(GIVEN DATA begins)

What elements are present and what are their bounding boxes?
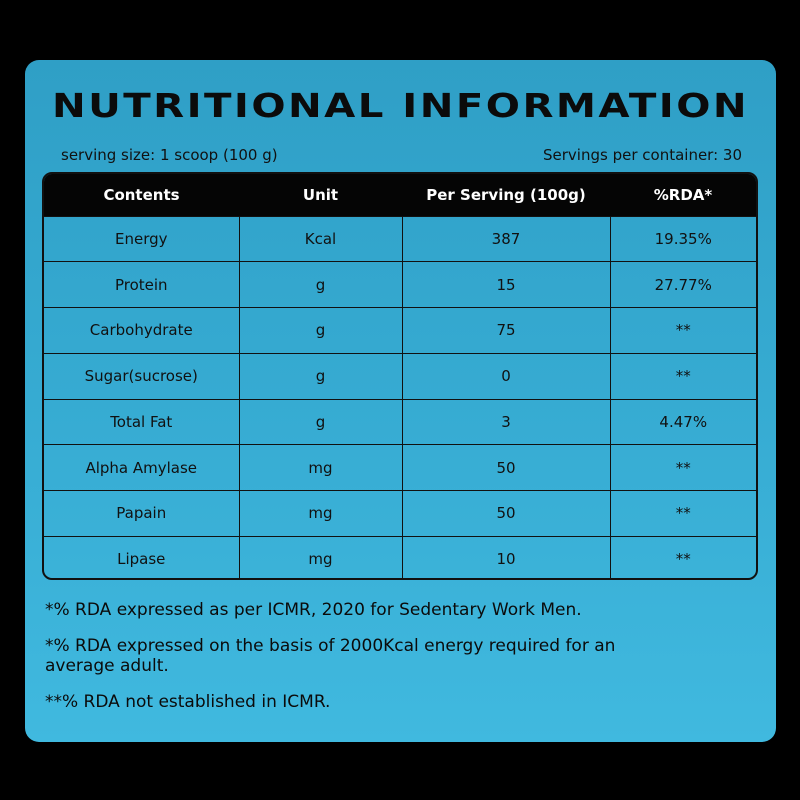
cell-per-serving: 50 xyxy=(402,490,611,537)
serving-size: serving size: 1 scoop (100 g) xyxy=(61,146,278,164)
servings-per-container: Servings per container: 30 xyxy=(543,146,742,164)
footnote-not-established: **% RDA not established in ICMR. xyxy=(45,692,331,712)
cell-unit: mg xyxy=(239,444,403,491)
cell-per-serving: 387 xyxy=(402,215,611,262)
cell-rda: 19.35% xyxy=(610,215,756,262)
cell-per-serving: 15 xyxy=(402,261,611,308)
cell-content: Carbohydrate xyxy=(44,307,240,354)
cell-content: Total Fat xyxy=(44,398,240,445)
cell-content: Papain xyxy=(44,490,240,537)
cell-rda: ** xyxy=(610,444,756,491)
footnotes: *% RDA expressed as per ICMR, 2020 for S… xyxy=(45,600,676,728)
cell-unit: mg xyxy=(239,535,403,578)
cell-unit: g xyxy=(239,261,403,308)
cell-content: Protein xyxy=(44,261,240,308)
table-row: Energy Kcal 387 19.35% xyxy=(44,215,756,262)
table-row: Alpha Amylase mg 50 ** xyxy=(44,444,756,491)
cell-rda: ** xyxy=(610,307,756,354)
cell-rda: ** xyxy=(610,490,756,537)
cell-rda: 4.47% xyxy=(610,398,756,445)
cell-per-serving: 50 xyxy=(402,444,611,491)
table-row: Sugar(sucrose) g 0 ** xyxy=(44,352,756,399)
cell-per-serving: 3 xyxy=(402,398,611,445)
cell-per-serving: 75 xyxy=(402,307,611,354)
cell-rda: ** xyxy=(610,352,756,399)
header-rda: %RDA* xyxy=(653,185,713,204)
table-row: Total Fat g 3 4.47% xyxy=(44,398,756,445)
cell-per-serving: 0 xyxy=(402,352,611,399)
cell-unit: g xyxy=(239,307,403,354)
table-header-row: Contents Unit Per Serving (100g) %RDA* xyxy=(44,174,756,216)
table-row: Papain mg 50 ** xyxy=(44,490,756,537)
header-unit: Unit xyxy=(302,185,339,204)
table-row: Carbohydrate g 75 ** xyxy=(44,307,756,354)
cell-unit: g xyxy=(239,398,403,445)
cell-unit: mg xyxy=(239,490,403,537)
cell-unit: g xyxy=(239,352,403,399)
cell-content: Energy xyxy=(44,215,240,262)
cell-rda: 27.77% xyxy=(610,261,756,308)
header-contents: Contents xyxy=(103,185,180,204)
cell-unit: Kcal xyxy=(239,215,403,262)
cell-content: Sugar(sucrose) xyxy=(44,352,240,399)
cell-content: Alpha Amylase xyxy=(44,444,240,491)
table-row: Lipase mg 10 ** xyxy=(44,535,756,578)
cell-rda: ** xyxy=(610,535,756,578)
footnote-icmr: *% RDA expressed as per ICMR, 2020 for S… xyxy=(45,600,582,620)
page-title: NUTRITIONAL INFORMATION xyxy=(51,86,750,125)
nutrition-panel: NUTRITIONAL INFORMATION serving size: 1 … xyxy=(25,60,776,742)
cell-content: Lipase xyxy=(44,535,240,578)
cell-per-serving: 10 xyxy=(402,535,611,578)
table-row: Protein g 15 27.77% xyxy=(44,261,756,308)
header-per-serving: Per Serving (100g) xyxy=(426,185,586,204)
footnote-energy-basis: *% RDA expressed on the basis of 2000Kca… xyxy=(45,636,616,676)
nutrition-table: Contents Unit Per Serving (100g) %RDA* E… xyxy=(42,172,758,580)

(GIVEN DATA ends)

• _WHAT YOU SHOULD DO_
Look through the records and copy down every line that holds "sucrose".

• _ANSWER AREA_
table-row: Sugar(sucrose) g 0 ** xyxy=(44,352,756,399)
cell-content: Sugar(sucrose) xyxy=(44,352,240,399)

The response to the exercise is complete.